── Records
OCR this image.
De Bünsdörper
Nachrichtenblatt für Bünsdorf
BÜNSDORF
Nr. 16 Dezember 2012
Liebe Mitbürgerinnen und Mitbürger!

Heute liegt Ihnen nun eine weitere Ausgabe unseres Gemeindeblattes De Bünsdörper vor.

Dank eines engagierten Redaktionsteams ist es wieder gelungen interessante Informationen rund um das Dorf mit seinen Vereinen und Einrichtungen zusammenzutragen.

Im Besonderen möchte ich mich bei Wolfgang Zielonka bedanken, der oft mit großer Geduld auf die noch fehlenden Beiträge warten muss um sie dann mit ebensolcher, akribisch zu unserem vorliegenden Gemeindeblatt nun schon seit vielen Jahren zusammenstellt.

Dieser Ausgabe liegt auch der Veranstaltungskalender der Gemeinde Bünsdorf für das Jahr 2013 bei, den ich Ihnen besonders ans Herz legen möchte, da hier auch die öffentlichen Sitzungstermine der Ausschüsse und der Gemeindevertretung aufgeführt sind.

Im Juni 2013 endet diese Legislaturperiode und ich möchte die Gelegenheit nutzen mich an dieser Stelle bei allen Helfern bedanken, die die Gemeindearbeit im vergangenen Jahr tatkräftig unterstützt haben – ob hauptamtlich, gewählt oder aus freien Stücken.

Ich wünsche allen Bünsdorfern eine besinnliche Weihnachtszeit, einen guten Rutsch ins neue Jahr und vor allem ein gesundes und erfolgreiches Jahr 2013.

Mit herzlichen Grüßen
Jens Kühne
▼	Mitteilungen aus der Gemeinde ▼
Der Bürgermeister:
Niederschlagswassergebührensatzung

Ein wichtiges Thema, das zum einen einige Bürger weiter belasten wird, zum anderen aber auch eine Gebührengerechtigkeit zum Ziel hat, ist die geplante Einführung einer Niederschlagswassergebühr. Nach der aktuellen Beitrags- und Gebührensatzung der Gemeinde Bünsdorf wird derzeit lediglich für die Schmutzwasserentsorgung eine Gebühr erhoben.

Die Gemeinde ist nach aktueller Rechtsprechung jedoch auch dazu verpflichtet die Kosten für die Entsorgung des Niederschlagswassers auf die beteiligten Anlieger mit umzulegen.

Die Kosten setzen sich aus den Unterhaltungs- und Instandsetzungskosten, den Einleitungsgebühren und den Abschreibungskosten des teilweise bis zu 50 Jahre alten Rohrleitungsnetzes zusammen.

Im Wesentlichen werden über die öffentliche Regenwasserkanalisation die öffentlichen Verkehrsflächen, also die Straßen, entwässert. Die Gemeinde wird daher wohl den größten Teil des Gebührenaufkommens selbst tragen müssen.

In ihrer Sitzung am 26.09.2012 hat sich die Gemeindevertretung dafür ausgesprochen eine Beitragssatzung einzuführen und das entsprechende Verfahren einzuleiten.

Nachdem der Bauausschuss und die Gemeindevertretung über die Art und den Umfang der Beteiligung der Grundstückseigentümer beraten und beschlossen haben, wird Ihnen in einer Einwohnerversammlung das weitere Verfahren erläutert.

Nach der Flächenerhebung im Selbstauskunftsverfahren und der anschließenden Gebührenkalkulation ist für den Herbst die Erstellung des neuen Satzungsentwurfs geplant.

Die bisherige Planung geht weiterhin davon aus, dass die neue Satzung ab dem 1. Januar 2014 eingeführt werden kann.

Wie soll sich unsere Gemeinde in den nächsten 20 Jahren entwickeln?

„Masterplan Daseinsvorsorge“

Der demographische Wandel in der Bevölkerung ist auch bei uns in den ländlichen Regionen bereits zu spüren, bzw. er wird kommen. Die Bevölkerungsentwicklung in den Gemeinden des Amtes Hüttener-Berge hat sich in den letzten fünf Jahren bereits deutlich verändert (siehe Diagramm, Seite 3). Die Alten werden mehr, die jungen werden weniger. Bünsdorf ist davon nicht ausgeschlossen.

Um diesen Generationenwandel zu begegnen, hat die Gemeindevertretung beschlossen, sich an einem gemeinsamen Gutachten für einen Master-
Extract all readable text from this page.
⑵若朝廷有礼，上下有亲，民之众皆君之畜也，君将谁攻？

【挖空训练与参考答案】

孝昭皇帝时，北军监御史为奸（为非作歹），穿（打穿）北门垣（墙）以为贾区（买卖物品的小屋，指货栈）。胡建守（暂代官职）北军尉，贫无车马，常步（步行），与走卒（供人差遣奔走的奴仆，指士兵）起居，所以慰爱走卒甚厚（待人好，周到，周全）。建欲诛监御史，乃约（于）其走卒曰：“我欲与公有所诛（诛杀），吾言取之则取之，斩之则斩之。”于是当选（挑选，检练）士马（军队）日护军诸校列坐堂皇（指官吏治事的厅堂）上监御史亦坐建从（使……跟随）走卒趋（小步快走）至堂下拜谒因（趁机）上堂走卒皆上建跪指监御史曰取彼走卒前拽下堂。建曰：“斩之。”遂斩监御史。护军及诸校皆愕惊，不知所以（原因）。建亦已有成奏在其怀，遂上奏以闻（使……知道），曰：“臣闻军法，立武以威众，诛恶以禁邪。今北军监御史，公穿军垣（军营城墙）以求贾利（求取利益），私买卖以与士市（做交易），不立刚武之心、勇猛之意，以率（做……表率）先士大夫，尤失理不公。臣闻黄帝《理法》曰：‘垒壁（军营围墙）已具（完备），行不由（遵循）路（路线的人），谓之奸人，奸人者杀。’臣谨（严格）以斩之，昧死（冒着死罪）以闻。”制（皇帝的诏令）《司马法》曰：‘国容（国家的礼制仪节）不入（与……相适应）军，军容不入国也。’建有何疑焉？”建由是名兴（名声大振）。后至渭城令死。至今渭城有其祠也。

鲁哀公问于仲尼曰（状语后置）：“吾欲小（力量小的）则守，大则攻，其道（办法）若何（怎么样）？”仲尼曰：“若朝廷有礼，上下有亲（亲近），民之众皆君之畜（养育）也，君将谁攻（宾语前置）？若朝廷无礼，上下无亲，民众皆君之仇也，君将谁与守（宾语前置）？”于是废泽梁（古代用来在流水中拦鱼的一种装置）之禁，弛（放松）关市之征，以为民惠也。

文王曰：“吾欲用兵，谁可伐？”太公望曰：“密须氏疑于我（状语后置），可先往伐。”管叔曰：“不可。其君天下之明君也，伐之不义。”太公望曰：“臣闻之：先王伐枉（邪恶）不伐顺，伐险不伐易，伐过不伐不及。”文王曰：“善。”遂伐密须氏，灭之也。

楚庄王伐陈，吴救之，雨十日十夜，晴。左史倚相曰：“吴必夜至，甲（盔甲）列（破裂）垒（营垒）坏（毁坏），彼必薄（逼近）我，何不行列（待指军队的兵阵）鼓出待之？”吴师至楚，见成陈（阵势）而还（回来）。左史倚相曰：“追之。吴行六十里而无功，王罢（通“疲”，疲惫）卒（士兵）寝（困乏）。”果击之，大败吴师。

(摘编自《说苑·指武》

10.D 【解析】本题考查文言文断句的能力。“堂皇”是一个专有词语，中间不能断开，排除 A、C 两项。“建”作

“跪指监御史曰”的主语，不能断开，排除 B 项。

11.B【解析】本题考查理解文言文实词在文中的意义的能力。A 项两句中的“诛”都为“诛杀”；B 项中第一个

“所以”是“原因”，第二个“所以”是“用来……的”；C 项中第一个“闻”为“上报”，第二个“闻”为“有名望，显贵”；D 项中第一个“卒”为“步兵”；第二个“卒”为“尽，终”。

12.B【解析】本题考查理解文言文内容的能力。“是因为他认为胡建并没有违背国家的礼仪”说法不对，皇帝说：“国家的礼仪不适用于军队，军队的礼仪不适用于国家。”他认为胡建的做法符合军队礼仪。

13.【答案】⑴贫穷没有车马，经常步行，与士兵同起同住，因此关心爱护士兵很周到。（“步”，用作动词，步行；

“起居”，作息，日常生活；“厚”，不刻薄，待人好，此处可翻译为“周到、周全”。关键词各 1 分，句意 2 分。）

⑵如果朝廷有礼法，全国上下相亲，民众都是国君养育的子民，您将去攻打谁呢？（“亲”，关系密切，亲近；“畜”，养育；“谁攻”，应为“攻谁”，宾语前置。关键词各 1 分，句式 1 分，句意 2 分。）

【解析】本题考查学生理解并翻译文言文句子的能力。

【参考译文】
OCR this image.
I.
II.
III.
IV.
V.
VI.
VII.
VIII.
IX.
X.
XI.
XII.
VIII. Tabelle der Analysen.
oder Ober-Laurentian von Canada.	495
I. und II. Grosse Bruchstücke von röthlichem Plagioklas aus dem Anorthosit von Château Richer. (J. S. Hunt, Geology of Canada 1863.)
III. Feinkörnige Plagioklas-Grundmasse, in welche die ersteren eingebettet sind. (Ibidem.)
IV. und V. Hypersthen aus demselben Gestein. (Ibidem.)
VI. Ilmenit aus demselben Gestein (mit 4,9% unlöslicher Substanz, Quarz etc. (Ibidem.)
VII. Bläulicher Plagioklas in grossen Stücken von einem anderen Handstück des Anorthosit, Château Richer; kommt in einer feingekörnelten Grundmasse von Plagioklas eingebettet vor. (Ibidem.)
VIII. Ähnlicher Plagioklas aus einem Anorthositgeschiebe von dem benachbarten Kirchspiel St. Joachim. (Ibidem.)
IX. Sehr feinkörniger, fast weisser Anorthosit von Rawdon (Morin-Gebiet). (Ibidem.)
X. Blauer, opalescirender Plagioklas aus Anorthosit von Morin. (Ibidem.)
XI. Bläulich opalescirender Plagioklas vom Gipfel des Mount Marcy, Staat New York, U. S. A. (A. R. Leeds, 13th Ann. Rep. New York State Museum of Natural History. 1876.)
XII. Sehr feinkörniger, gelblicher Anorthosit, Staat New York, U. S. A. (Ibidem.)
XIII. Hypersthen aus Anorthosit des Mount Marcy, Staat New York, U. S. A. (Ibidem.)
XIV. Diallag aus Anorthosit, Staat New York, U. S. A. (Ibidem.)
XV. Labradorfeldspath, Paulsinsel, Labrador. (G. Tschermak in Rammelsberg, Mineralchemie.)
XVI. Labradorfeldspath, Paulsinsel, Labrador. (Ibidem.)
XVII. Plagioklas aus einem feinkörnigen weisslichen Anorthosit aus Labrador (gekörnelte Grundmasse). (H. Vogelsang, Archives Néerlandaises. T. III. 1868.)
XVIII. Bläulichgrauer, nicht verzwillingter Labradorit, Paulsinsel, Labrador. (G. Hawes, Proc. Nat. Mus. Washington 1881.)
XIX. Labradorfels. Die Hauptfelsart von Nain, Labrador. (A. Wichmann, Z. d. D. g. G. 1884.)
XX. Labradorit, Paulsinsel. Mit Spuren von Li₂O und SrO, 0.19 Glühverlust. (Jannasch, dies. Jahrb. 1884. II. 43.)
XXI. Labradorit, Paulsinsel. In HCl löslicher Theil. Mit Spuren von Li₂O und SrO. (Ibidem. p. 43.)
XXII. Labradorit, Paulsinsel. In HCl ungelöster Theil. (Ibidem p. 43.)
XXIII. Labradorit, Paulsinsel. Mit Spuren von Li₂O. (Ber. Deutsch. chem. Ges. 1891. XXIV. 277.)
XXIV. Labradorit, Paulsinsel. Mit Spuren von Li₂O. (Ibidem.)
────
Count every line in the entries above where the word "feinkörniger" appears; respond with the number alone.

[Problem solution] 2